**KUTIPAN HALAMAN**
Rehabilitasi pecandu dan korban penyalahgunaan narkotika sudah
semestinya dilakukan sejak di tingkat penyidikan. Kebijakan ini selain
bertujuan untuk menyelamatkan pecandu dan korban penyalahgunaan
narkotika dari ketergantungan juga akan mengurai biaya negara untuk
penegakan hukum terhadap tindak pidana narkotika. Dalam konteks
pembaruan hukum di masa yang akan datang, maka sudah selayaknya jika
komponen peradilan pidana diberikan kewenangan yang tegas untuk
merehabilitasi pecandu dan korban penyalahgunaan narkotika bukan hanya
karena diskresi saja. Kewenangan tersebut termasuk dalam kekuasaan
yudisial yakni kekuasaan dalam penerapan hukum. Oleh sebab itu sangat
menarik untuk masalah ini diangkat dan dibahas dalam disertasi yang
berjudul KEBIJAKAN FORMULATIF REHABILITASI TERHADAP
PECANDU DAN KORBAN PENYALAHGUNAAN NARKOTIKA DALAM
SISTEM PERADILAN PIDANA.
1.2 Rumusan Masalah
Dalam rangka untuk menurunkan prevalensi penyalahgunaan narkoba
dibutuhkan suatu paradigma baru agar pecandu dan korban penyalahgunaan
narkotika dikenakan rehabilitasi sejak di tingkat penyidikan. Dalam Undang-
undang Nomor 35 Tahun 2009 tentang Narkotika, ketentuan rehabilitasi hanya
dapat dilakukan berdasarkan putusan pengadilan. Hal ini menyebabkan tersangka
atau terdakwa tidak dapat segera direhabilitasi karena mereka harus menunggu
putusan mengenai rehabilitasi.

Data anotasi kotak
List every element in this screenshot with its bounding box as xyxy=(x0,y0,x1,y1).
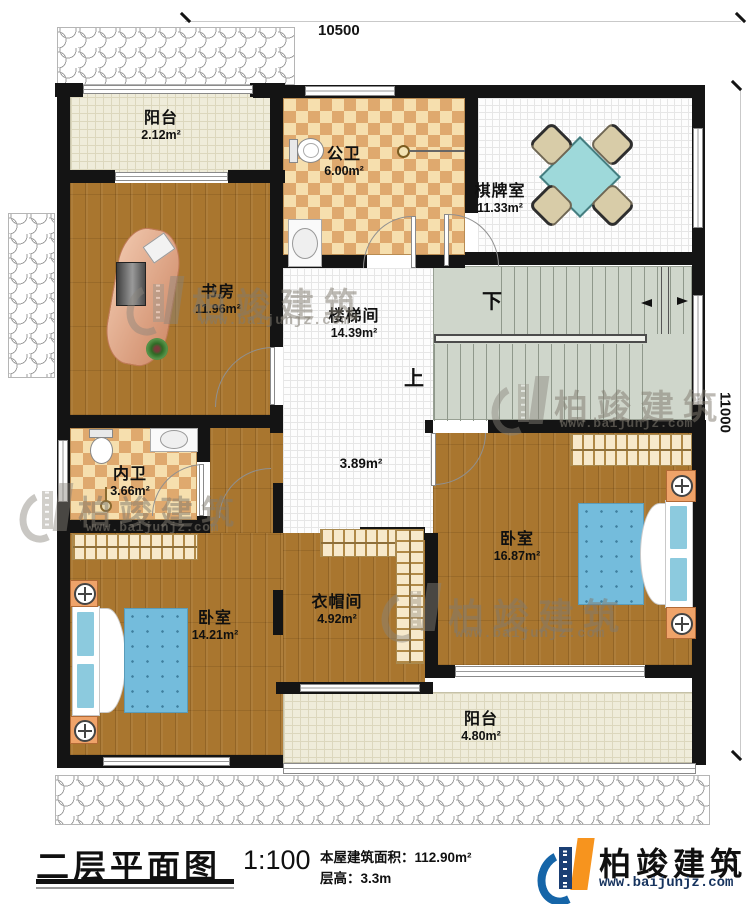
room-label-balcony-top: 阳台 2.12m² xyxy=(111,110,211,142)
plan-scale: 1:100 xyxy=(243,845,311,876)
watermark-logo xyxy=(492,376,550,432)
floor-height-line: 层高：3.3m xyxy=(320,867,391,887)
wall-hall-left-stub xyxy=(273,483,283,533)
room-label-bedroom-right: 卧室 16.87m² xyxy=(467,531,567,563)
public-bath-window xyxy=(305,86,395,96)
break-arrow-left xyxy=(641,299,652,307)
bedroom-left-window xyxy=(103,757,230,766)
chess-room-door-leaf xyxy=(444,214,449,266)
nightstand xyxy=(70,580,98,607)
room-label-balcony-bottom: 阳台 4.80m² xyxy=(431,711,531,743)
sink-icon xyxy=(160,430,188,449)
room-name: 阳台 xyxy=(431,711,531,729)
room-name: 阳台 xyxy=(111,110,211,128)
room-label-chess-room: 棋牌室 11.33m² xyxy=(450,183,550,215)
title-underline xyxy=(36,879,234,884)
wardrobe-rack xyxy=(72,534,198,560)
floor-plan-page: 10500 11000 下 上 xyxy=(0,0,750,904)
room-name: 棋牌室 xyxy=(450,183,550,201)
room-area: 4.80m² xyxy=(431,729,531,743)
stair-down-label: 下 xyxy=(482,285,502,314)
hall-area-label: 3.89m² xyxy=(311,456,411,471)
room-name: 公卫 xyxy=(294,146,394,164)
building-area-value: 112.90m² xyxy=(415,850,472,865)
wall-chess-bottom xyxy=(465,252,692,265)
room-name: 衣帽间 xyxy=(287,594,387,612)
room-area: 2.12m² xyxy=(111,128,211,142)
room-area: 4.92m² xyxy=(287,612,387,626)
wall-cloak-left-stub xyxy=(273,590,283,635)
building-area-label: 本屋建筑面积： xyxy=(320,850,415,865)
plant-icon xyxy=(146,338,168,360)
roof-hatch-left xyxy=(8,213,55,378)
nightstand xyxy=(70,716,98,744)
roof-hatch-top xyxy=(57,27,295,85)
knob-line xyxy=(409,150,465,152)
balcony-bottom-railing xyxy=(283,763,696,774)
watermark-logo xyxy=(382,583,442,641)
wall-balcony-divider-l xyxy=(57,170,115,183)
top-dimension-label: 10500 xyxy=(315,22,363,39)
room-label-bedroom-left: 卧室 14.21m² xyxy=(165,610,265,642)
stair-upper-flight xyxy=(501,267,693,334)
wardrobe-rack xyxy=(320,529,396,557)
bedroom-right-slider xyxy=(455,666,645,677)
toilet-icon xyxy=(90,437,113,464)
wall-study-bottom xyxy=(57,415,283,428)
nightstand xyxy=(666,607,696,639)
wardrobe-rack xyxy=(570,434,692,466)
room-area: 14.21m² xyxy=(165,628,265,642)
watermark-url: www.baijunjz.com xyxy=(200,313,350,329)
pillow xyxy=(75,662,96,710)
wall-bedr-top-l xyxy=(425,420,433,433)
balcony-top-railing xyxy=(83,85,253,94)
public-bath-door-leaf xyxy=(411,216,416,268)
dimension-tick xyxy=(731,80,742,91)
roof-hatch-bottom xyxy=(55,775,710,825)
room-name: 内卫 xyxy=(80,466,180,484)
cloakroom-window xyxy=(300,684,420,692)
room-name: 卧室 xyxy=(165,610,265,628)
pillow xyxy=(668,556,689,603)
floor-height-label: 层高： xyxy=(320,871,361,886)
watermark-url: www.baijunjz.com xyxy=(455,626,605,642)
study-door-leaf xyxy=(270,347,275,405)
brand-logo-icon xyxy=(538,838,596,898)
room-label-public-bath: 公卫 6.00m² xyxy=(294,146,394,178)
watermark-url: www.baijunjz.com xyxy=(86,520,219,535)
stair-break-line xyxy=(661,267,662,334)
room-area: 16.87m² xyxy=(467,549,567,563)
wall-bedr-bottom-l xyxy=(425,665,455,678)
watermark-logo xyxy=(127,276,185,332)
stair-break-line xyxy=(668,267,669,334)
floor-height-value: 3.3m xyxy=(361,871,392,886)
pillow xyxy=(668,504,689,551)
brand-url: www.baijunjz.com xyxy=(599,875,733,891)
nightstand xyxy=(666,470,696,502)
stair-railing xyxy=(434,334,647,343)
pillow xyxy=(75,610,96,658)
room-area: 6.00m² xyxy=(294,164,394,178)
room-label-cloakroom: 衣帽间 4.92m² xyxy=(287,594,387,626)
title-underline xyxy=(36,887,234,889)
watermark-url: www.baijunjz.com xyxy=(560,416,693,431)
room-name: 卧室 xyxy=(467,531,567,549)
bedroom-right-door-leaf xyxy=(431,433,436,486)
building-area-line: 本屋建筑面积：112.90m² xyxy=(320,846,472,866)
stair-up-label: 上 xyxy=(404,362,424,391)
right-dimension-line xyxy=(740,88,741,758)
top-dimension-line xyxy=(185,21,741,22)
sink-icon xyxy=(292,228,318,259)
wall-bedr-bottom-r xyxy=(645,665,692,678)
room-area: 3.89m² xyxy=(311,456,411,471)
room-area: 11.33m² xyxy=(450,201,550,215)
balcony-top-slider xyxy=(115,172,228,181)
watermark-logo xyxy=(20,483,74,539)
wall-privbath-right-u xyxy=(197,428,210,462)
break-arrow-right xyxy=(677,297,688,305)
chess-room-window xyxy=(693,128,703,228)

**TUGAS**
Tentukan apakah tiap pernyataan berikut sesuai dengan kutipan tentang rehabilitasi pecandu narkotika. Jawab ya atau tidak, lalu kutip kata-kata dari kutipan itu yang menjadi penentunya.
1. Menurut undang-undang tentang narkotika, rehabilitasi hanya bisa dilakukan lewat putusan pengadilan.
2. Kewenangan merehabilitasi pecandu termasuk kekuasaan legislatif.
3. Tersangka atau terdakwa bisa langsung direhabilitasi tanpa menunggu putusan.

**JAWABAN BENAR**
1. Ya: "ketentuan rehabilitasi hanya dapat dilakukan berdasarkan putusan pengadilan"
2. Tidak: "Kewenangan tersebut termasuk dalam kekuasaan yudisial yakni kekuasaan dalam penerapan hukum."
3. Tidak: "tersangka atau terdakwa tidak dapat segera direhabilitasi karena mereka harus menunggu putusan mengenai rehabilitasi"